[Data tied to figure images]
▽

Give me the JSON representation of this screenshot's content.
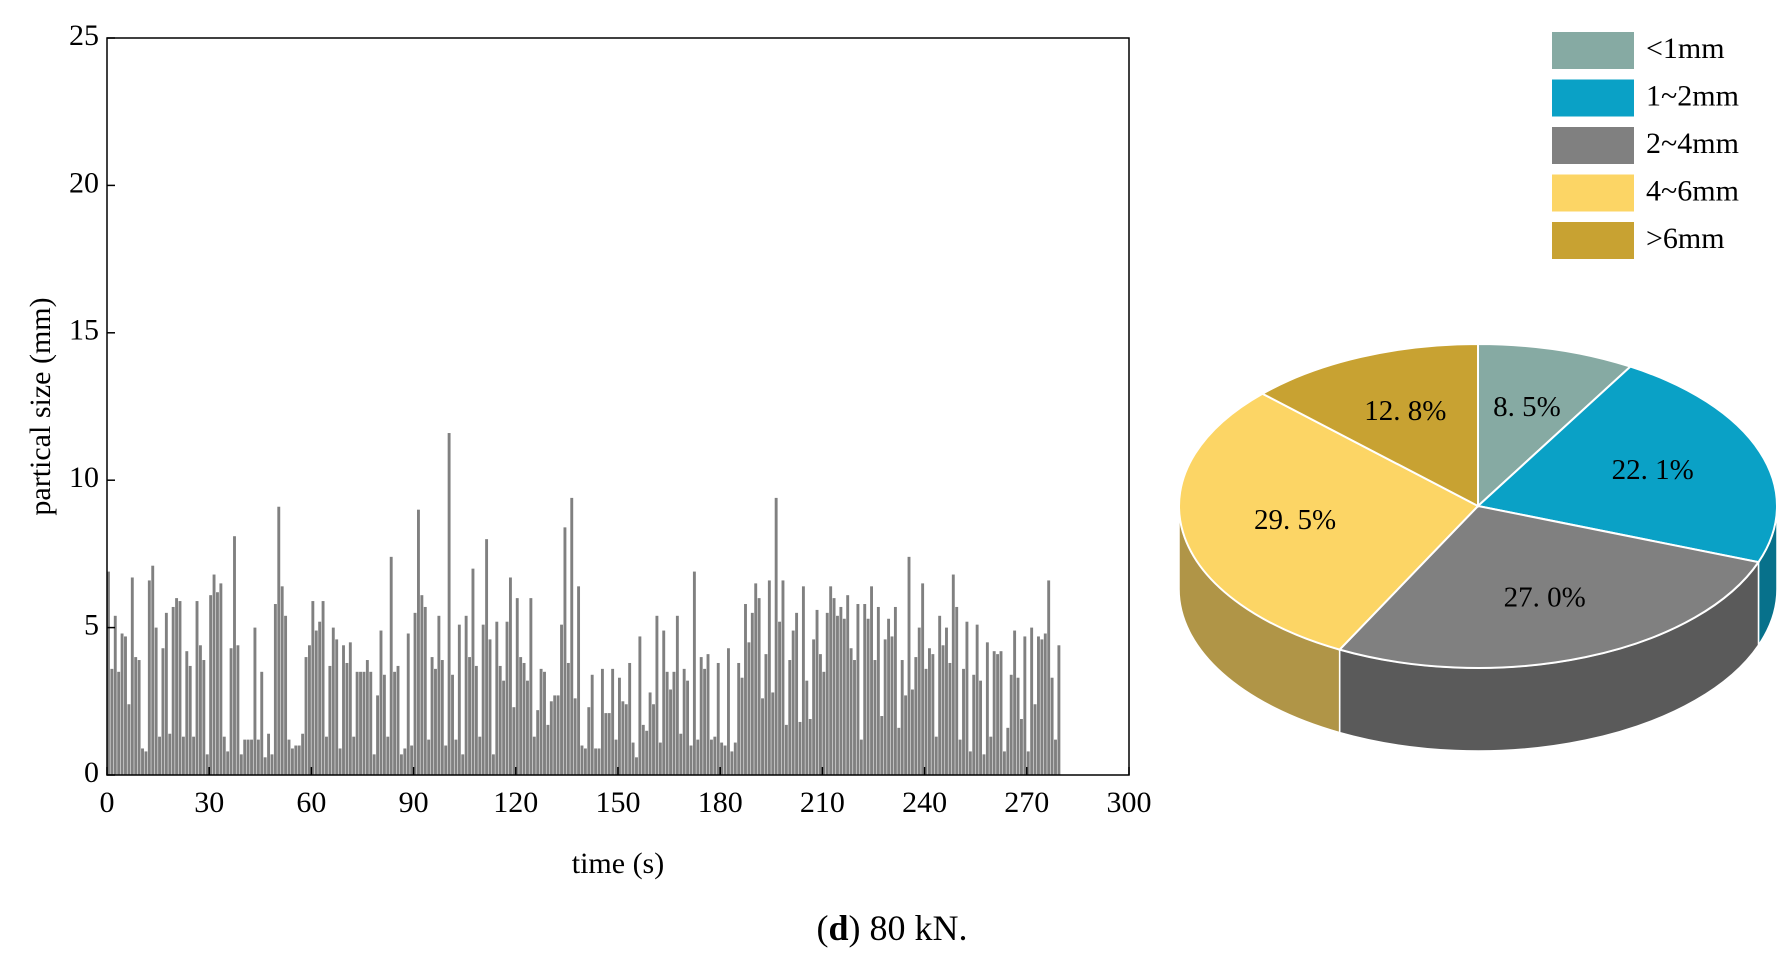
{
  "chart_data": [
    {
      "type": "bar",
      "x_label": "time (s)",
      "y_label": "partical size (mm)",
      "color": "#808080",
      "xlim": [
        0,
        300
      ],
      "xticks": [
        0,
        30,
        60,
        90,
        120,
        150,
        180,
        210,
        240,
        270,
        300
      ],
      "ylim": [
        0,
        25
      ],
      "yticks": [
        0,
        5,
        10,
        15,
        20,
        25
      ],
      "x": [
        0,
        1,
        2,
        3,
        4,
        5,
        6,
        7,
        8,
        9,
        10,
        11,
        12,
        13,
        14,
        15,
        16,
        17,
        18,
        19,
        20,
        21,
        22,
        23,
        24,
        25,
        26,
        27,
        28,
        29,
        30,
        31,
        32,
        33,
        34,
        35,
        36,
        37,
        38,
        39,
        40,
        41,
        42,
        43,
        44,
        45,
        46,
        47,
        48,
        49,
        50,
        51,
        52,
        53,
        54,
        55,
        56,
        57,
        58,
        59,
        60,
        61,
        62,
        63,
        64,
        65,
        66,
        67,
        68,
        69,
        70,
        71,
        72,
        73,
        74,
        75,
        76,
        77,
        78,
        79,
        80,
        81,
        82,
        83,
        84,
        85,
        86,
        87,
        88,
        89,
        90,
        91,
        92,
        93,
        94,
        95,
        96,
        97,
        98,
        99,
        100,
        101,
        102,
        103,
        104,
        105,
        106,
        107,
        108,
        109,
        110,
        111,
        112,
        113,
        114,
        115,
        116,
        117,
        118,
        119,
        120,
        121,
        122,
        123,
        124,
        125,
        126,
        127,
        128,
        129,
        130,
        131,
        132,
        133,
        134,
        135,
        136,
        137,
        138,
        139,
        140,
        141,
        142,
        143,
        144,
        145,
        146,
        147,
        148,
        149,
        150,
        151,
        152,
        153,
        154,
        155,
        156,
        157,
        158,
        159,
        160,
        161,
        162,
        163,
        164,
        165,
        166,
        167,
        168,
        169,
        170,
        171,
        172,
        173,
        174,
        175,
        176,
        177,
        178,
        179,
        180,
        181,
        182,
        183,
        184,
        185,
        186,
        187,
        188,
        189,
        190,
        191,
        192,
        193,
        194,
        195,
        196,
        197,
        198,
        199,
        200,
        201,
        202,
        203,
        204,
        205,
        206,
        207,
        208,
        209,
        210,
        211,
        212,
        213,
        214,
        215,
        216,
        217,
        218,
        219,
        220,
        221,
        222,
        223,
        224,
        225,
        226,
        227,
        228,
        229,
        230,
        231,
        232,
        233,
        234,
        235,
        236,
        237,
        238,
        239,
        240,
        241,
        242,
        243,
        244,
        245,
        246,
        247,
        248,
        249,
        250,
        251,
        252,
        253,
        254,
        255,
        256,
        257,
        258,
        259,
        260,
        261,
        262,
        263,
        264,
        265,
        266,
        267,
        268,
        269,
        270,
        271,
        272,
        273,
        274,
        275,
        276,
        277,
        278,
        279
      ],
      "values": [
        6.9,
        3.6,
        5.4,
        3.5,
        4.8,
        4.7,
        2.4,
        6.7,
        4.0,
        3.9,
        0.9,
        0.8,
        6.6,
        7.1,
        5.0,
        1.3,
        4.3,
        5.5,
        1.4,
        5.7,
        6.0,
        5.9,
        1.3,
        4.2,
        3.7,
        1.3,
        5.9,
        4.4,
        3.9,
        0.7,
        6.1,
        6.8,
        6.2,
        6.5,
        1.3,
        0.8,
        4.3,
        8.1,
        4.4,
        0.7,
        1.2,
        1.2,
        1.2,
        5.0,
        1.2,
        3.5,
        0.6,
        1.4,
        0.7,
        5.8,
        9.1,
        6.4,
        5.4,
        1.2,
        0.9,
        1.0,
        1.0,
        1.4,
        4.0,
        4.4,
        5.9,
        4.9,
        5.2,
        5.9,
        1.3,
        3.7,
        5.0,
        4.6,
        0.9,
        4.4,
        3.8,
        4.5,
        1.3,
        3.5,
        3.5,
        3.5,
        3.9,
        3.5,
        0.7,
        2.7,
        4.9,
        3.4,
        1.3,
        7.4,
        3.5,
        3.7,
        0.7,
        0.9,
        4.8,
        1.0,
        5.5,
        9.0,
        6.1,
        5.7,
        1.2,
        4.0,
        3.6,
        5.4,
        3.9,
        1.0,
        11.6,
        3.4,
        1.2,
        5.1,
        0.7,
        5.4,
        4.0,
        7.0,
        3.7,
        1.3,
        5.1,
        8.0,
        4.6,
        0.7,
        5.2,
        3.7,
        3.2,
        5.2,
        6.7,
        2.3,
        6.0,
        4.0,
        3.8,
        3.2,
        6.0,
        1.3,
        2.2,
        3.6,
        3.5,
        1.7,
        2.5,
        2.7,
        2.7,
        5.1,
        8.4,
        3.8,
        9.4,
        2.6,
        6.4,
        1.0,
        0.9,
        2.3,
        3.4,
        0.9,
        0.9,
        3.6,
        2.1,
        2.1,
        3.6,
        1.2,
        3.3,
        2.5,
        2.4,
        3.8,
        1.1,
        0.6,
        4.7,
        1.7,
        1.5,
        2.8,
        2.4,
        5.4,
        1.1,
        4.9,
        3.5,
        2.9,
        3.5,
        5.4,
        1.4,
        3.6,
        3.2,
        1.0,
        6.9,
        1.2,
        4.0,
        3.6,
        4.1,
        1.2,
        1.3,
        3.8,
        1.1,
        1.0,
        4.3,
        0.8,
        1.1,
        3.8,
        3.3,
        5.8,
        4.5,
        5.5,
        6.5,
        6.0,
        2.6,
        4.1,
        6.6,
        2.8,
        9.4,
        5.2,
        6.6,
        1.7,
        3.9,
        4.9,
        5.5,
        1.8,
        6.4,
        3.2,
        1.9,
        4.6,
        5.6,
        4.1,
        3.5,
        5.5,
        6.4,
        6.0,
        5.4,
        5.7,
        5.3,
        6.1,
        4.3,
        3.9,
        5.8,
        1.2,
        5.8,
        5.3,
        6.4,
        3.9,
        5.7,
        2.0,
        4.6,
        5.3,
        4.7,
        5.7,
        1.6,
        3.9,
        2.7,
        7.4,
        2.9,
        4.0,
        5.0,
        6.5,
        3.6,
        4.3,
        4.1,
        1.3,
        5.4,
        4.4,
        5.0,
        3.8,
        6.8,
        5.7,
        1.2,
        3.6,
        5.2,
        0.8,
        3.4,
        5.1,
        3.2,
        0.7,
        4.5,
        1.3,
        4.2,
        4.1,
        4.2,
        0.8,
        1.6,
        3.4,
        4.9,
        3.3,
        1.9,
        4.7,
        0.8,
        5.0,
        2.4,
        4.7,
        4.6,
        4.8,
        6.6,
        3.3,
        1.2,
        4.4
      ]
    },
    {
      "type": "pie",
      "legend": "top-right",
      "categories": [
        "<1mm",
        "1~2mm",
        "2~4mm",
        "4~6mm",
        ">6mm"
      ],
      "values": [
        8.5,
        22.1,
        27.0,
        29.5,
        12.8
      ],
      "value_labels": [
        "8. 5%",
        "22. 1%",
        "27. 0%",
        "29. 5%",
        "12. 8%"
      ],
      "colors": [
        "#86aaa3",
        "#0aa1c6",
        "#808080",
        "#fcd565",
        "#c8a232"
      ]
    }
  ],
  "caption": [
    "(",
    "d",
    ") 80 kN."
  ]
}
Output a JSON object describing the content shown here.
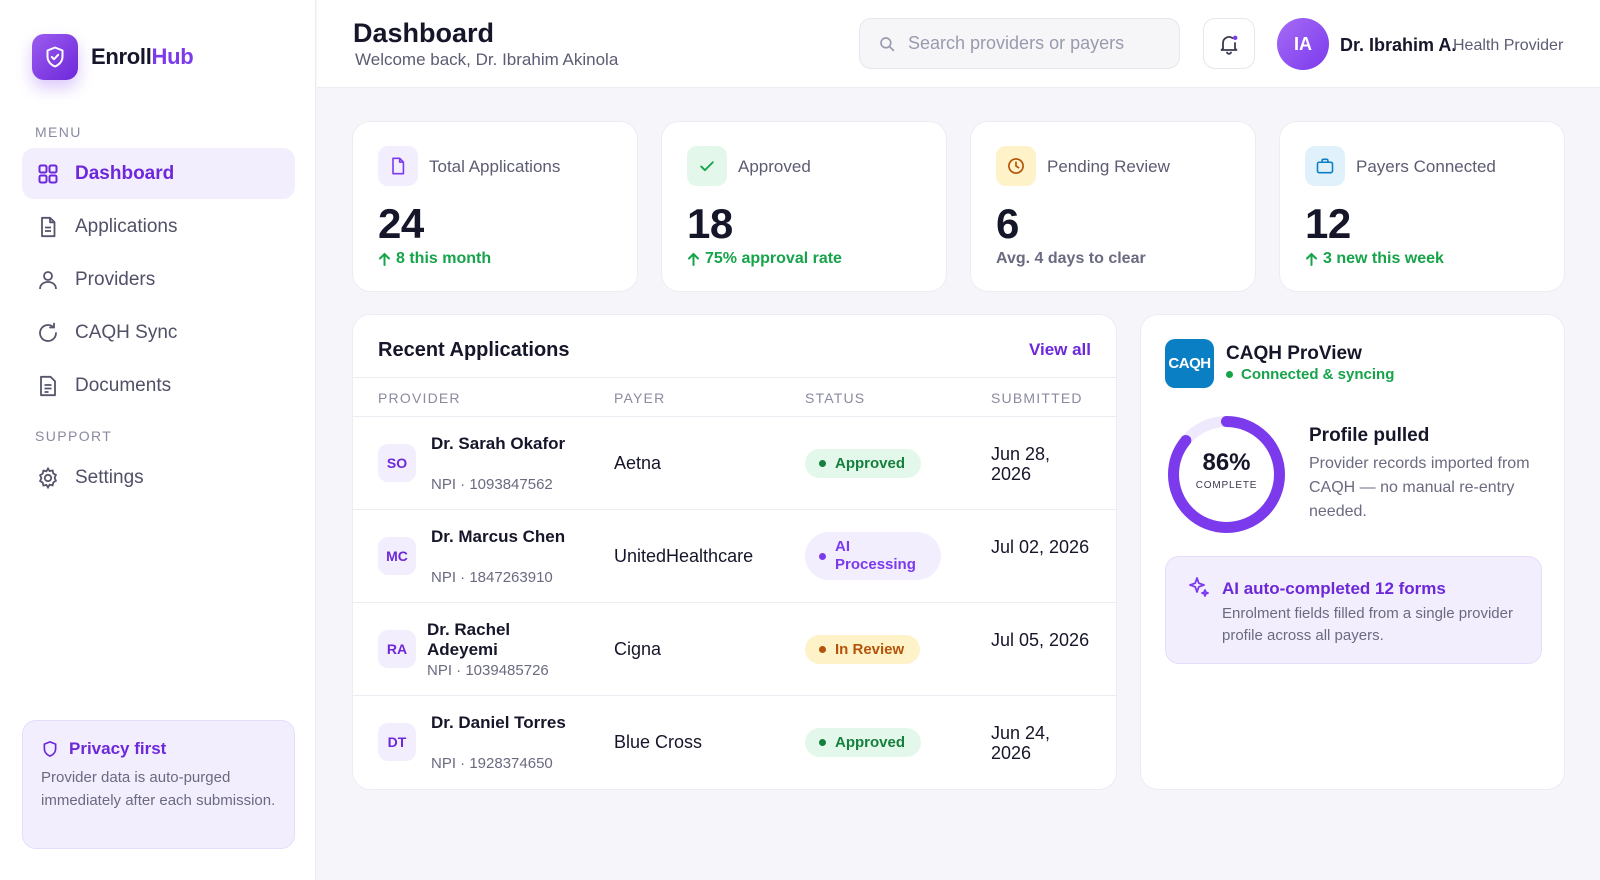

△

● **Short task**:
Extract every line that has the string "JSON" in it.

● **Right answer**:
Give me the JSON representation of this screenshot's content.
Output a JSON object describing the content shown here.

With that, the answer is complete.